___ Entries shown ___

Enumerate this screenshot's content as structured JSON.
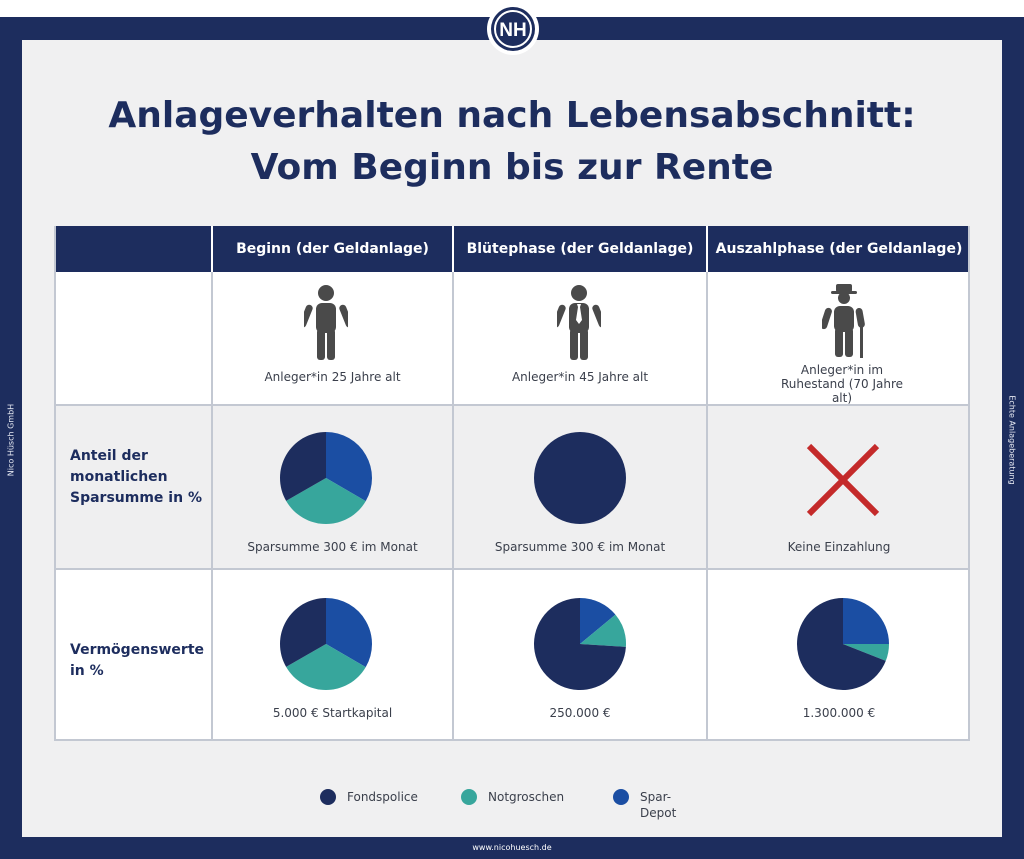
{
  "page": {
    "side_left": "Nico Hüsch GmbH",
    "side_right": "Echte Anlageberatung",
    "footer_url": "www.nicohuesch.de"
  },
  "logo": {
    "letters": "NH"
  },
  "title": {
    "line1": "Anlageverhalten nach Lebensabschnitt:",
    "line2": "Vom Beginn bis zur Rente"
  },
  "colors": {
    "fondspolice": "#1d2d5e",
    "notgroschen": "#37a69c",
    "spar_depot": "#1b4ea3",
    "cross": "#c42a2a",
    "person": "#4a4a4a"
  },
  "columns": [
    {
      "header": "Beginn (der Geldanlage)",
      "person_icon": "young-person-icon",
      "person_caption": "Anleger*in 25 Jahre alt",
      "savings_caption": "Sparsumme 300 € im Monat",
      "assets_caption": "5.000 € Startkapital"
    },
    {
      "header": "Blütephase (der Geldanlage)",
      "person_icon": "adult-person-icon",
      "person_caption": "Anleger*in 45 Jahre alt",
      "savings_caption": "Sparsumme 300 € im Monat",
      "assets_caption": "250.000 €"
    },
    {
      "header": "Auszahlphase (der Geldanlage)",
      "person_icon": "elderly-person-icon",
      "person_caption": "Anleger*in im Ruhestand (70 Jahre alt)",
      "savings_caption": "Keine Einzahlung",
      "assets_caption": "1.300.000 €"
    }
  ],
  "rows": {
    "savings_label": "Anteil der monatlichen Sparsumme in %",
    "assets_label": "Vermögenswerte in %"
  },
  "chart_data": [
    {
      "type": "pie",
      "title": "Anteil der monatlichen Sparsumme in % – Beginn",
      "labels": [
        "Fondspolice",
        "Notgroschen",
        "Spar-Depot"
      ],
      "values": [
        33.3,
        33.3,
        33.4
      ]
    },
    {
      "type": "pie",
      "title": "Anteil der monatlichen Sparsumme in % – Blütephase",
      "labels": [
        "Fondspolice",
        "Notgroschen",
        "Spar-Depot"
      ],
      "values": [
        100,
        0,
        0
      ]
    },
    {
      "type": "pie",
      "title": "Vermögenswerte in % – Beginn",
      "labels": [
        "Fondspolice",
        "Notgroschen",
        "Spar-Depot"
      ],
      "values": [
        33.3,
        33.3,
        33.4
      ]
    },
    {
      "type": "pie",
      "title": "Vermögenswerte in % – Blütephase",
      "labels": [
        "Fondspolice",
        "Notgroschen",
        "Spar-Depot"
      ],
      "values": [
        74,
        12,
        14
      ]
    },
    {
      "type": "pie",
      "title": "Vermögenswerte in % – Auszahlphase",
      "labels": [
        "Fondspolice",
        "Notgroschen",
        "Spar-Depot"
      ],
      "values": [
        69,
        6,
        25
      ]
    }
  ],
  "legend": [
    {
      "label": "Fondspolice",
      "color": "#1d2d5e"
    },
    {
      "label": "Notgroschen",
      "color": "#37a69c"
    },
    {
      "label": "Spar-Depot",
      "color": "#1b4ea3"
    }
  ]
}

___

> **Exercise goal**
Lines of the material that contain the word "Jahre" are to be gathered.

> **Complete answer**
      "person_caption": "Anleger*in 25 Jahre alt",
      "person_caption": "Anleger*in 45 Jahre alt",
      "person_caption": "Anleger*in im Ruhestand (70 Jahre alt)",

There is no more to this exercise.